▶ [DATASET CONTENT]
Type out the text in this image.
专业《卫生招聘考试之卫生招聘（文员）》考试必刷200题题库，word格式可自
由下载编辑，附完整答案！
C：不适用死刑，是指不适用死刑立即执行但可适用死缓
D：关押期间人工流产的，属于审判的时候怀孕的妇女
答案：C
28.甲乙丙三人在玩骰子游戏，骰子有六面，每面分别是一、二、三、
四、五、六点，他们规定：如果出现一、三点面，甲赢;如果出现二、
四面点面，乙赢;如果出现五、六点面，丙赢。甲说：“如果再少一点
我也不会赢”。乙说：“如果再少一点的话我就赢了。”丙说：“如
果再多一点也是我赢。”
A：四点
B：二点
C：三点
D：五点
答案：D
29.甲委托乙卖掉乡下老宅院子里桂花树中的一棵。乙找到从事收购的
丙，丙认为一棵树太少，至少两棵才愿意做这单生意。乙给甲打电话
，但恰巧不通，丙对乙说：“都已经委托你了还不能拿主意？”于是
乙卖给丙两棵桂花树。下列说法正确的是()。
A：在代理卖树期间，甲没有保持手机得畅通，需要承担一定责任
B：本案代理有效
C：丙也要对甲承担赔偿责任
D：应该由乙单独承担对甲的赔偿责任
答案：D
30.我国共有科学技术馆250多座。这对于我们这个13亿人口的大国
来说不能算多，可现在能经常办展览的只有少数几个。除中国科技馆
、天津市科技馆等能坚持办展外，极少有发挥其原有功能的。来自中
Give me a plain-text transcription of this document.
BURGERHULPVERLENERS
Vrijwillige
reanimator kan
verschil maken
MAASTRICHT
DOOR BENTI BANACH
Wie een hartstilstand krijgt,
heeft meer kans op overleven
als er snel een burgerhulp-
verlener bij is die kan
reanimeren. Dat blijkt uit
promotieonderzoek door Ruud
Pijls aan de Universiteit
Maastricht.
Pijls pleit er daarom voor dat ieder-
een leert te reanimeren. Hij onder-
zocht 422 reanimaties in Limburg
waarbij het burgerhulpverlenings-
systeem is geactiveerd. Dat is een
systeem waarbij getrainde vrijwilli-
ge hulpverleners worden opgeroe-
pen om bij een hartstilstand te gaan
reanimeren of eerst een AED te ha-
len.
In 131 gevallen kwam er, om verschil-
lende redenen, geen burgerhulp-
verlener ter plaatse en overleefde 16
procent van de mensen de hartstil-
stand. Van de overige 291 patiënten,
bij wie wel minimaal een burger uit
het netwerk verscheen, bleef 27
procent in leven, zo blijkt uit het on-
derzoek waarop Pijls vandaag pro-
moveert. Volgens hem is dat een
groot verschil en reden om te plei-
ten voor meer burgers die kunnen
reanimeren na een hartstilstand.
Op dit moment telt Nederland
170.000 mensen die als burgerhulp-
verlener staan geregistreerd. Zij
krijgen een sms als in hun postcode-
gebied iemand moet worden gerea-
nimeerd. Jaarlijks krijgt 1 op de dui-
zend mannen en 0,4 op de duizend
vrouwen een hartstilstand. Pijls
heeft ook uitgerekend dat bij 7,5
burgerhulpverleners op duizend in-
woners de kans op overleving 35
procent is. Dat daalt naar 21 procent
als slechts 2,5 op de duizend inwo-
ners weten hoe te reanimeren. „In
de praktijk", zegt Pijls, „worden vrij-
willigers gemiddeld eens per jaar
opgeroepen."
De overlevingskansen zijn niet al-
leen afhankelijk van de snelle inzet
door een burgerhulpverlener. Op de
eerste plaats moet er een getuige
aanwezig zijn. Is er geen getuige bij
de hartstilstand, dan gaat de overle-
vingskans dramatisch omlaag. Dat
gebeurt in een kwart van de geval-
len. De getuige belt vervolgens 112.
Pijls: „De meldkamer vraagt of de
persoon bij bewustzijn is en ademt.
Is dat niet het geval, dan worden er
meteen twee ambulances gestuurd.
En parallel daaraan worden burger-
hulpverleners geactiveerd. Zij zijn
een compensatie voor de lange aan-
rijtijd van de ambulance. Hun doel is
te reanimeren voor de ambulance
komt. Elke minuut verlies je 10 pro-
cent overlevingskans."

▶ [DIRECTIVE]
Copy all lines of the listing above that contain the string "moet".

▶ [RESULT FOR THIS TASK]
gebied iemand moet worden gerea-
eerste plaats moet er een getuige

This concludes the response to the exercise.